[Extracted data entries]
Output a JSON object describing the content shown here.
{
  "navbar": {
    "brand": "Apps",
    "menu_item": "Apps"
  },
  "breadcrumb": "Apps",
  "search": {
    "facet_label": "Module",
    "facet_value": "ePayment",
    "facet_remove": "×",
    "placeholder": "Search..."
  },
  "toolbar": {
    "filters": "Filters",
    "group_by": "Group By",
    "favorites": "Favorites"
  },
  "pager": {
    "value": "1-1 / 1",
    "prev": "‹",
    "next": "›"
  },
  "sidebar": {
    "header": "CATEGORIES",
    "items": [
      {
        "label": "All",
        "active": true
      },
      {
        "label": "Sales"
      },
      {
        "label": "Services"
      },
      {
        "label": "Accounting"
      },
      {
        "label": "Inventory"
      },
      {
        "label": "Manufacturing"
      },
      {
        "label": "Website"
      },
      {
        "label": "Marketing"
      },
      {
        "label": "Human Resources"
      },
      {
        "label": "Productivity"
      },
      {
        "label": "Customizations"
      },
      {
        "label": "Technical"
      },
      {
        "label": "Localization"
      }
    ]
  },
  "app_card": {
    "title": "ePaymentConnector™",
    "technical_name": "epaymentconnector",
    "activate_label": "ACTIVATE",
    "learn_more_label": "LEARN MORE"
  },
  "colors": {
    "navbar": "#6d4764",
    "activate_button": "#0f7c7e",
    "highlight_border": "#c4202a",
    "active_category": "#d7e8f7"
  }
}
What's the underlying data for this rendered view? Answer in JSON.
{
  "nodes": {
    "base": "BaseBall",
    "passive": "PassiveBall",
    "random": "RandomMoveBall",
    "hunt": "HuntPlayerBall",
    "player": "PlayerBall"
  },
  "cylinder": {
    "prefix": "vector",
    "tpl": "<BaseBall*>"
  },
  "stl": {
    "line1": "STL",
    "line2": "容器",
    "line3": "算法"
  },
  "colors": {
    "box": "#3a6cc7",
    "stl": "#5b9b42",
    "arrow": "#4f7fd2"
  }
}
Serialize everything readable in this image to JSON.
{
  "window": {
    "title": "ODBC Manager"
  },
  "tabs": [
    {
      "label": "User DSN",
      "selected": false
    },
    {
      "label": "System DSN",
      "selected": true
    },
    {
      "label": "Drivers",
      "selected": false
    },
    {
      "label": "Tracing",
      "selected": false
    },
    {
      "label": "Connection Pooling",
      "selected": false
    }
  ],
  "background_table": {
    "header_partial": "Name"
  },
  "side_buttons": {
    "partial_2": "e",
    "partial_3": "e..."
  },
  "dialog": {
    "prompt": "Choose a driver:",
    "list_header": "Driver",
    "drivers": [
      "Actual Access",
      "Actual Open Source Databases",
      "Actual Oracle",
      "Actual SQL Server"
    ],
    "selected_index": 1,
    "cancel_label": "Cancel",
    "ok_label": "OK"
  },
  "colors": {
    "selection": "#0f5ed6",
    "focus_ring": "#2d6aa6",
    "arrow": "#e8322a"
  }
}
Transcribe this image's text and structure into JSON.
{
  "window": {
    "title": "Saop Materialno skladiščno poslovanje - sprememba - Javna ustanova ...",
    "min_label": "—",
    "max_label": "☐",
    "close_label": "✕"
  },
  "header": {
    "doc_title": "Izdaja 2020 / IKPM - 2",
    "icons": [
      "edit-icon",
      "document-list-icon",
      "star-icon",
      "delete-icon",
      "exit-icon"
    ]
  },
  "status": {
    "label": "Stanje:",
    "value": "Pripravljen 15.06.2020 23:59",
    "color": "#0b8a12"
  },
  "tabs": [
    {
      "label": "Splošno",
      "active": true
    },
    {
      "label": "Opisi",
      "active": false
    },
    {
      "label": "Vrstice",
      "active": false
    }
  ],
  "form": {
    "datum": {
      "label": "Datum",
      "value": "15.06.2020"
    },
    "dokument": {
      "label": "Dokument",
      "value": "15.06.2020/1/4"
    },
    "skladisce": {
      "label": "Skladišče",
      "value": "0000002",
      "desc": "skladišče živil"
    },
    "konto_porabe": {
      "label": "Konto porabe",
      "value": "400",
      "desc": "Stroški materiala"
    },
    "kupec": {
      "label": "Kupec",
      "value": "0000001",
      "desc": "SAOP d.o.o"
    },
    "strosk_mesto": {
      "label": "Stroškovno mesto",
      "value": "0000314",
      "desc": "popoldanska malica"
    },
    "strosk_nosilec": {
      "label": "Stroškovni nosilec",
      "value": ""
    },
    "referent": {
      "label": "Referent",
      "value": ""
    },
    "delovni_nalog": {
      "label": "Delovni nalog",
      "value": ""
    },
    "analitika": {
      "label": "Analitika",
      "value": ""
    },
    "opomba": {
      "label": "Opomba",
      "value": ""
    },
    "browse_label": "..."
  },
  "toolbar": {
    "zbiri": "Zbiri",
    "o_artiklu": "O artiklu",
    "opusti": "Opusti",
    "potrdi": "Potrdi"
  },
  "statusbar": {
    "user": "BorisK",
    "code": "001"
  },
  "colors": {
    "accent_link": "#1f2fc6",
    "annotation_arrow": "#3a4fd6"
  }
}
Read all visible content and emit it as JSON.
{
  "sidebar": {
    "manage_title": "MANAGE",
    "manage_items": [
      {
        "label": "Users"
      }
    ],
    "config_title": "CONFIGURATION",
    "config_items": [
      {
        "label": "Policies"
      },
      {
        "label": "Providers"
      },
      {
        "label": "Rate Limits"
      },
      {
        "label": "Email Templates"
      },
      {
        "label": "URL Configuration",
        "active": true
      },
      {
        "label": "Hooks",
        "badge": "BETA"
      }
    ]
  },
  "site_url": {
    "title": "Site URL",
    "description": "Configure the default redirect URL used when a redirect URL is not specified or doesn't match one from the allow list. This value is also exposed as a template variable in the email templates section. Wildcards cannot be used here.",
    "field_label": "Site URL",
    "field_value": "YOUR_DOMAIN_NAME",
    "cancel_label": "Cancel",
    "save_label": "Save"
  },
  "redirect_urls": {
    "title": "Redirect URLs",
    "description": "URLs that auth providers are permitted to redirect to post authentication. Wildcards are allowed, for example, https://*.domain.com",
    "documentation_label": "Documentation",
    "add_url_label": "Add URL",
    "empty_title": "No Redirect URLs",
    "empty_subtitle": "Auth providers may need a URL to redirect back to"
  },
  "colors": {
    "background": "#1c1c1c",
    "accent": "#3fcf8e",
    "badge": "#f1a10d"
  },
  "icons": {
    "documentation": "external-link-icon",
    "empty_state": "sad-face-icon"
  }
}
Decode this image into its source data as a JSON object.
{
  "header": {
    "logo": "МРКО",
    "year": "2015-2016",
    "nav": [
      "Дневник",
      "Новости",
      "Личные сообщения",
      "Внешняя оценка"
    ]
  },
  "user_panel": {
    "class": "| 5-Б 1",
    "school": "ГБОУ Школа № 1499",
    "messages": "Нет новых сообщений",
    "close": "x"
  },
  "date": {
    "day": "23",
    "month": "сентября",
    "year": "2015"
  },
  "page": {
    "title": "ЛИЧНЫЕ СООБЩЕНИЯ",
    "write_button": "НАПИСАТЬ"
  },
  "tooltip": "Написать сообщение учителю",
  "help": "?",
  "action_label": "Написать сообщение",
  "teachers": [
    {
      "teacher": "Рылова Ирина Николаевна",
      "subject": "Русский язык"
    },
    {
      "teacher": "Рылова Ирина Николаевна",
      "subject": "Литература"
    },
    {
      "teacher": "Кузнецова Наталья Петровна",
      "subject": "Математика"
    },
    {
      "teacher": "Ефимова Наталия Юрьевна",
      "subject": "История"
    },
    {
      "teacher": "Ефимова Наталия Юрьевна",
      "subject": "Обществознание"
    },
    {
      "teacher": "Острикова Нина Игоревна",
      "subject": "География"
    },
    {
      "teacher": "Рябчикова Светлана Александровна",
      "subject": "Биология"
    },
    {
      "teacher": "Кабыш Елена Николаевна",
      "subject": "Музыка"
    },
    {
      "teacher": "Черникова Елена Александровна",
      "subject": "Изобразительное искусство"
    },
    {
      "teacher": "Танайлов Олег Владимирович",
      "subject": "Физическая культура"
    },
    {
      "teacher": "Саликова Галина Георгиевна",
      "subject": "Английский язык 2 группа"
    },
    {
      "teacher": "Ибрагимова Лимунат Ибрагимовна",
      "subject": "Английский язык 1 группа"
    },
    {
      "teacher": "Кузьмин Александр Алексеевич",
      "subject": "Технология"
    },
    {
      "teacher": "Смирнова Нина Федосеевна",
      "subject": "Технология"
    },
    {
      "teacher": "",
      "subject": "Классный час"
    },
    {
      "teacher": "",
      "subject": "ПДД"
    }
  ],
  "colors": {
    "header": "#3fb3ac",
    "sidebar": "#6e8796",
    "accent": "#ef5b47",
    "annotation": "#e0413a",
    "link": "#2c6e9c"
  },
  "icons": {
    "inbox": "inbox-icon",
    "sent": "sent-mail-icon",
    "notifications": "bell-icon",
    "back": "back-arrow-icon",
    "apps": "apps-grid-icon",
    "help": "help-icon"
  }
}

[Exercise requirements]
Find the lines that include the string "here", then copy each of them.

[Worked answer]
Output a JSON object describing the content shown here.
    "description": "Configure the default redirect URL used when a redirect URL is not specified or doesn't match one from the allow list. This value is also exposed as a template variable in the email templates section. Wildcards cannot be used here.",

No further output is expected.